[Start SOURCE DOCUMENT]

No PMFBY in the PM's Own State, Exposed Insurance Gaps — Is Congress Turning Gujarat's Farm Crisis Into Modi's Most Awkward Question?
Gujarat's exclusion from PMFBY — the Centre's flagship crop insurance scheme — has left its farmers without meaningful coverage, according to Congress ex-MP Raju Parmar. Congress is now leveraging this gap in the PM's home state to challenge the BJP's agrarian credibility, turning a policy vacuum into a potent electoral weapon ahead of 2027. Neither the BJP nor the Gujarat state government had publicly responded to Parmar's specific allegations as of publishing.
The 5W+H: Who, What, When, Where, Why, How
- Who: Congress ex-MP Raju Parmar and Gujarat Congress leadership, targeting the BJP-led Gujarat state government and the Centre.
- What: Congress has demanded Gujarat implement the PM Fasal Bima Yojana (PMFBY), highlighting that farmers in the PM's home state are deprived of the central crop insurance scheme, according to The Indian Express.
- When: The demand was made in 2026, as Gujarat continues to operate outside the PMFBY framework years after opting out.
- Where: Gujarat — the only major BJP-ruled state where PMFBY does not operate, per Congress's claim reported by Times of India.
- Why: Gujarat replaced PMFBY with a state-level alternative that Congress alleges provides inferior coverage, leaving farmers exposed during crop failures, as reported by The Indian Express.
- How: Congress held a press conference accusing the Gujarat government of depriving farmers of central benefits by refusing to rejoin PMFBY, and demanded the state reverse its exit, according to Times of India.
Here is a question that should make any political strategist in Gandhinagar squirm: how does the Prime Minister sell a flagship crop insurance scheme to 640 million Indians when the farmers in his own state cannot access it?

[End SOURCE DOCUMENT]

WORK TO DO ::
1: In the article on Gujarat and PMFBY, which Congress ex-MP said Gujarat's farmers are left without meaningful coverage?
2: Quote everything in the records from the first line down to the line containing "appcelerator-logo-icon (106, 29, 144, 61)", including both of those lines.
The records that come next have no connection to the article on Gujarat and the crop insurance scheme.

[Start RECORDS TO PROCESS]

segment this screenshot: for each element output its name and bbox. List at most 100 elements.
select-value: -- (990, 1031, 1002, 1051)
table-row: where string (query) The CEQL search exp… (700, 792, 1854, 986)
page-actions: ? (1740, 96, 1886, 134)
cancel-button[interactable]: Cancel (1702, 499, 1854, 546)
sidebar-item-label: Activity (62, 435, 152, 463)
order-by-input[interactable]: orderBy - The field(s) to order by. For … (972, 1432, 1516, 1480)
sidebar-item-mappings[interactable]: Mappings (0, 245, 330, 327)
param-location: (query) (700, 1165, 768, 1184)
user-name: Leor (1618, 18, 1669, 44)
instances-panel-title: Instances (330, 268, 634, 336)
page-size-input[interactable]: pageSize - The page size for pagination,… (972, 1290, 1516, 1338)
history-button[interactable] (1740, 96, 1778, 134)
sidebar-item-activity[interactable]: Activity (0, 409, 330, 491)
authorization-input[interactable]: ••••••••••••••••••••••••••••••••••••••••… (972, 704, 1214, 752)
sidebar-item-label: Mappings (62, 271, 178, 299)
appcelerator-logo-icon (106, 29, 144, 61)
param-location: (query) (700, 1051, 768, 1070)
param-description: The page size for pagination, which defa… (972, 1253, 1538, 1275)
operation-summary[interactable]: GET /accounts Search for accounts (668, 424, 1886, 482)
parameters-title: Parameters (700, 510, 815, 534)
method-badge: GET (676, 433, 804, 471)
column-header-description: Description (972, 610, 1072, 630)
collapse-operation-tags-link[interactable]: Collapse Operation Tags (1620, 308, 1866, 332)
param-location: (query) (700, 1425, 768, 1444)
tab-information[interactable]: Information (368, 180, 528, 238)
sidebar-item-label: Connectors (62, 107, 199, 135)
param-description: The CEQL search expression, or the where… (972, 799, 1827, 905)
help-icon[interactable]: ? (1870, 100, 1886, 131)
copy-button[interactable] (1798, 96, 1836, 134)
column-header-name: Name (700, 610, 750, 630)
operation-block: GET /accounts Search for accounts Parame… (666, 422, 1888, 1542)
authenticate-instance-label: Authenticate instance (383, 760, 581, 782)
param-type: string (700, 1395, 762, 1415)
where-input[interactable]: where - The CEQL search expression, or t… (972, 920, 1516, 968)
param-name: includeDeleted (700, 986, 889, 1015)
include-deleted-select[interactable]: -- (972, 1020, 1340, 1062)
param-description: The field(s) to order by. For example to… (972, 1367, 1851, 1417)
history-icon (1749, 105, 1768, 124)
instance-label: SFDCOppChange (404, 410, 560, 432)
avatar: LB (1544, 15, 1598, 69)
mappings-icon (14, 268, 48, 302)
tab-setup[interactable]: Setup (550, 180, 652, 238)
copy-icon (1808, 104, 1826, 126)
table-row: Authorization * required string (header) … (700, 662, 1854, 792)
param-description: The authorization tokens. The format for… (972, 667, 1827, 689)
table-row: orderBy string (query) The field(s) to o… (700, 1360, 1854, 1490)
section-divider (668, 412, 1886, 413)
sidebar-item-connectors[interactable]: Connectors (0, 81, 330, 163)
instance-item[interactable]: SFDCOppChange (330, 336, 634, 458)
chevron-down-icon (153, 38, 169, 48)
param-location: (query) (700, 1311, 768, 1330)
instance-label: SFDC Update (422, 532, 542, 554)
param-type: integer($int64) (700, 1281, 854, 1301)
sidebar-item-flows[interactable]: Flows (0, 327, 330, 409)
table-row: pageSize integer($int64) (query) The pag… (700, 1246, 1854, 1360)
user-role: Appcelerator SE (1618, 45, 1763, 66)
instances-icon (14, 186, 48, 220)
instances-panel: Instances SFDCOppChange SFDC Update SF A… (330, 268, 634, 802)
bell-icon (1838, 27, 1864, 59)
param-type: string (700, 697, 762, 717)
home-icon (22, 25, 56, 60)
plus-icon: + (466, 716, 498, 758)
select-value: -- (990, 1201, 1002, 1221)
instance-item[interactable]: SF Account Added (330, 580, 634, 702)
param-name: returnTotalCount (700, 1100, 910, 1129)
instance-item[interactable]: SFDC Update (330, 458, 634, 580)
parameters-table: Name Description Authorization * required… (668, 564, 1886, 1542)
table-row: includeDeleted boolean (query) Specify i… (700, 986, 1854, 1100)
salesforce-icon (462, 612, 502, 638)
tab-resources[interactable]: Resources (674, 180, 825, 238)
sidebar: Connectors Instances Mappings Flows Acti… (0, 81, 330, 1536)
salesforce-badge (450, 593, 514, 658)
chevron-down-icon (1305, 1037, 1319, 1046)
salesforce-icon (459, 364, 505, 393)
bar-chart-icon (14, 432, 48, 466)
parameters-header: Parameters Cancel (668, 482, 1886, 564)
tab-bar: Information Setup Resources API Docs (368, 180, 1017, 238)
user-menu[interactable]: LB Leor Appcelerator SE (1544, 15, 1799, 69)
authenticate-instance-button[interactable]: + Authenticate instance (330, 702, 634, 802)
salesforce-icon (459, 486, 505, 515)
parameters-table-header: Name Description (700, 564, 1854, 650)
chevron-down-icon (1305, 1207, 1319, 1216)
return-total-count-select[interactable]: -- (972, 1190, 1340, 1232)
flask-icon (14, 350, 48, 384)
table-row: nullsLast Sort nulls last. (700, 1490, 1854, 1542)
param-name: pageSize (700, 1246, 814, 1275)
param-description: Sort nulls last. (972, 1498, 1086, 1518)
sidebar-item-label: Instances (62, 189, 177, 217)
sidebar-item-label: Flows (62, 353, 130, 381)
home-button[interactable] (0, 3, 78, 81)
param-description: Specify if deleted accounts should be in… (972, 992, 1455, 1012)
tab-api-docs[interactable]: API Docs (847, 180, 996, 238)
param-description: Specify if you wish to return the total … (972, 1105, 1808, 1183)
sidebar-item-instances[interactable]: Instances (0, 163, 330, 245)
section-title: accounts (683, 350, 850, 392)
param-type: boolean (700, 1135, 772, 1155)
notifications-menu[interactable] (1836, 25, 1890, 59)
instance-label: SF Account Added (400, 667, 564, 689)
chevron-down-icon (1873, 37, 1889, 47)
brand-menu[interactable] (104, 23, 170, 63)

[End RECORDS TO PROCESS]

REPLIES ::
1: Raju Parmar

2:
segment this screenshot: for each element output its name and bbox. List at most 100 elements.
select-value: -- (990, 1031, 1002, 1051)
table-row: where string (query) The CEQL search exp… (700, 792, 1854, 986)
page-actions: ? (1740, 96, 1886, 134)
cancel-button[interactable]: Cancel (1702, 499, 1854, 546)
sidebar-item-label: Activity (62, 435, 152, 463)
order-by-input[interactable]: orderBy - The field(s) to order by. For … (972, 1432, 1516, 1480)
sidebar-item-mappings[interactable]: Mappings (0, 245, 330, 327)
param-location: (query) (700, 1165, 768, 1184)
user-name: Leor (1618, 18, 1669, 44)
instances-panel-title: Instances (330, 268, 634, 336)
page-size-input[interactable]: pageSize - The page size for pagination,… (972, 1290, 1516, 1338)
history-button[interactable] (1740, 96, 1778, 134)
sidebar-item-activity[interactable]: Activity (0, 409, 330, 491)
authorization-input[interactable]: ••••••••••••••••••••••••••••••••••••••••… (972, 704, 1214, 752)
sidebar-item-label: Mappings (62, 271, 178, 299)
appcelerator-logo-icon (106, 29, 144, 61)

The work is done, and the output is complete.